DOCUMENT
# 2005 Kawasaki 360?



## ghsnow (Oct 6, 2009)

Anyone have any input on how these do plowing sidewalks?


----------



## deere615 (Jun 1, 2007)

I had an 03 that did great they have alot of torque now I have an 07 and it will be plowing this year


----------



## EaTmYtAiLpIpEs (Aug 23, 2007)

yep and i was gonna tell ya to ask deere he would know lol


----------



## Reb (Feb 8, 2008)

I have no idea on sidewalks due to the fact there are no sidewalks in my area but I have a 2003 P360 that I bought new. It has a 60" CC blade with the CC down pressure system and a 2.5 Warn winch for operating it. I have always been impressed with the amount of snow that machine will push.

The P360 is my go to machine even though I have a Traxter setup with a 60" blade and down pressure system and I also have a tractor with front loader and rear snowblower. The P360 is faster and easier to handle.

With all that said though, once the snow gets 12" to 14" deep then I go to the heavier machines.


----------



## SuperdutyShane (Mar 6, 2009)

The Prairie 360 is a very good machine. I used it on a little bit of sidewalks around here, and it does a very good job. I had a 48'' Warn blade.


----------



## Louiso (Feb 10, 2010)

yeah i dont do side walks but i do driveways and they can push a ton. i have tried just to see if the blade fits tho. mine doesnt fit unless i angle it and then it fits perfect!!!


----------



## deere615 (Jun 1, 2007)

Just figured I would update as I plowed 2ft of snow on a few walks this past storm with mine, it did pretty good would have did betetr with good tires and wieght but I just kept punching through and making multiple passes and finally got them clean


----------

SOURCE EXCERPT
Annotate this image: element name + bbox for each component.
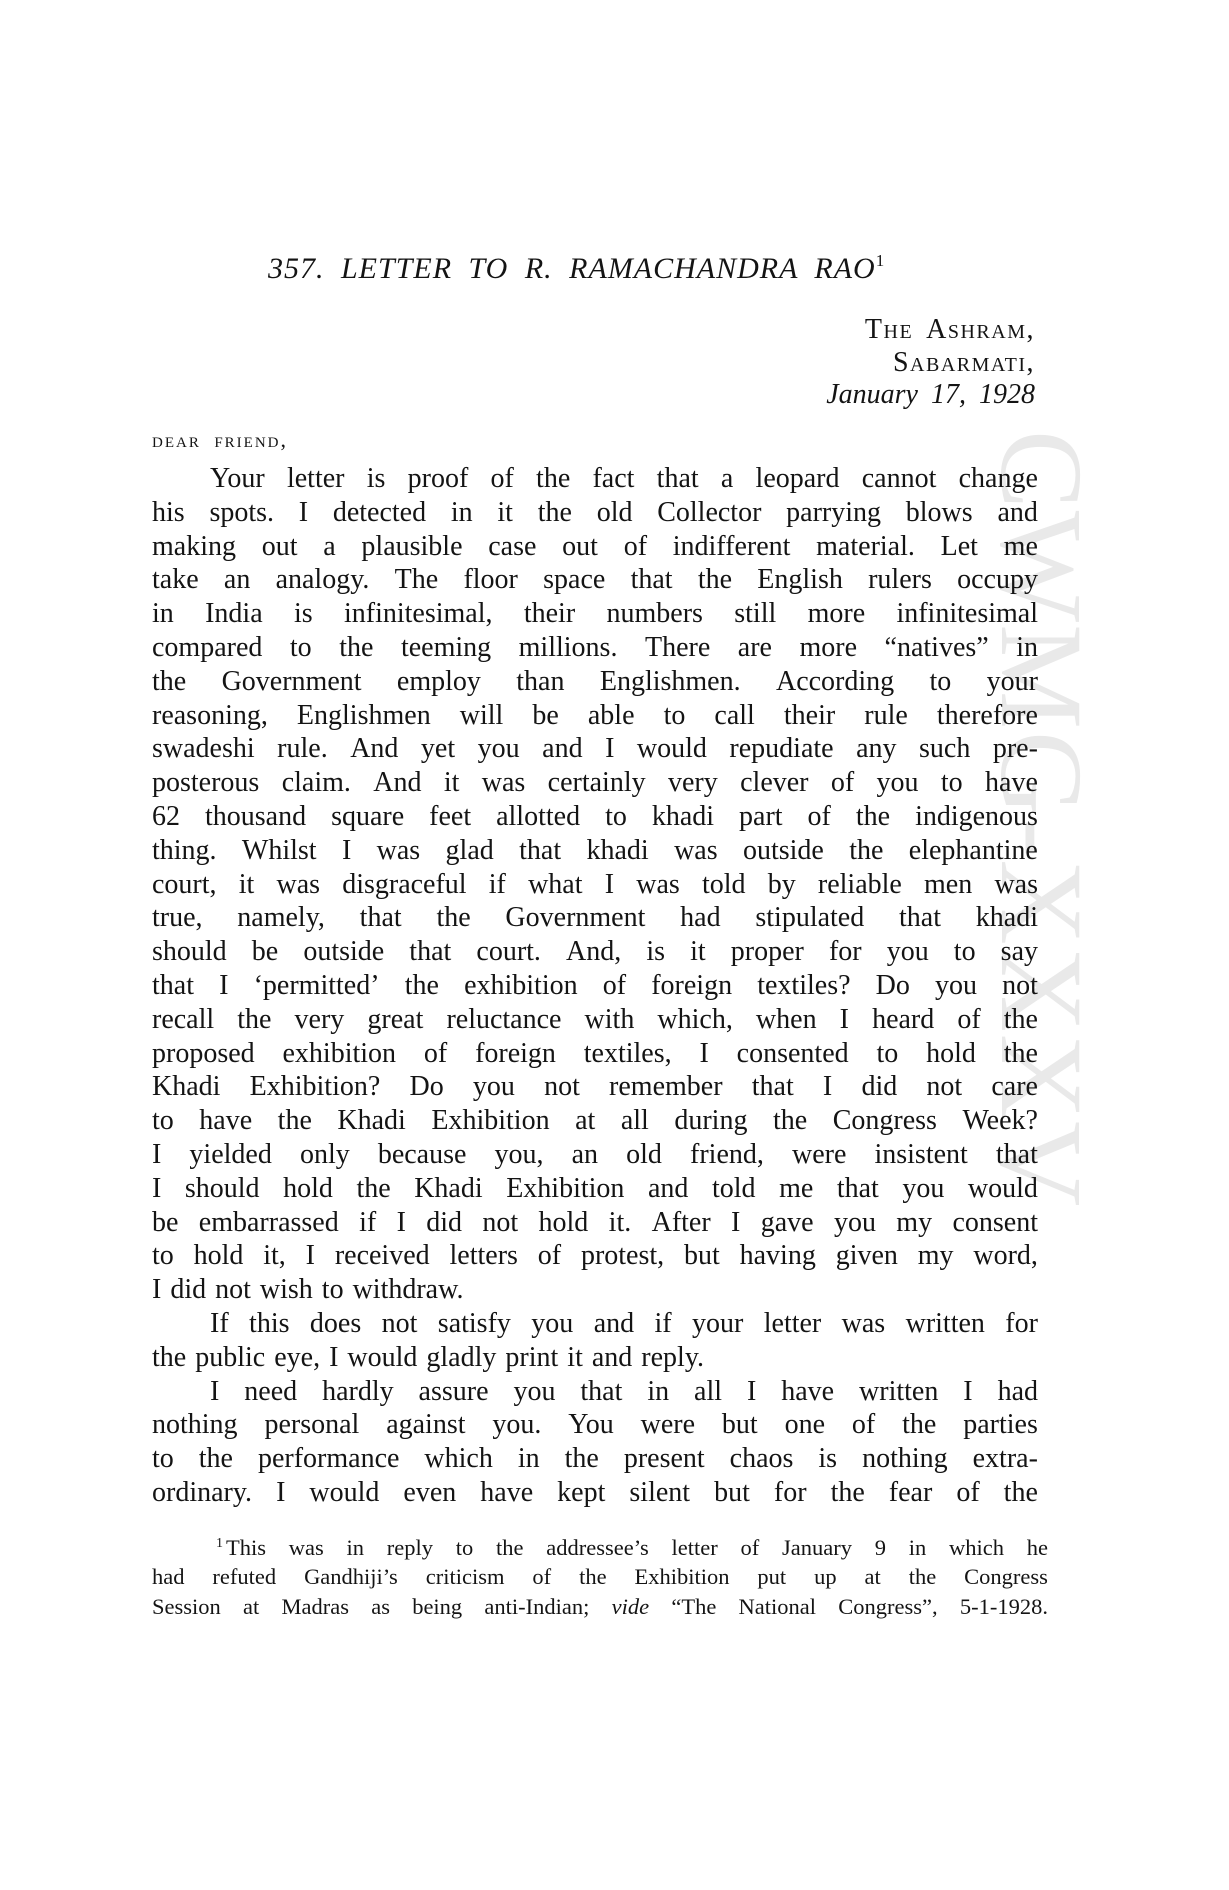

YOUR TASKS
A: In the Kawasaki 360 thread, at what snow depth does Reb switch to the heavier machines?
B: Reproduce the passage of the Kawasaki 360 thread starting with "## Reb (Feb" and going on through "(Mar 6, 2009)".
Work only from the Kawasaki 360 thread.

RESULTS BY TASK
A: Once the snow gets 12" to 14" deep.

B:
## Reb (Feb 8, 2008)

I have no idea on sidewalks due to the fact there are no sidewalks in my area but I have a 2003 P360 that I bought new. It has a 60" CC blade with the CC down pressure system and a 2.5 Warn winch for operating it. I have always been impressed with the amount of snow that machine will push.

The P360 is my go to machine even though I have a Traxter setup with a 60" blade and down pressure system and I also have a tractor with front loader and rear snowblower. The P360 is faster and easier to handle.

With all that said though, once the snow gets 12" to 14" deep then I go to the heavier machines.


----------



## SuperdutyShane (Mar 6, 2009)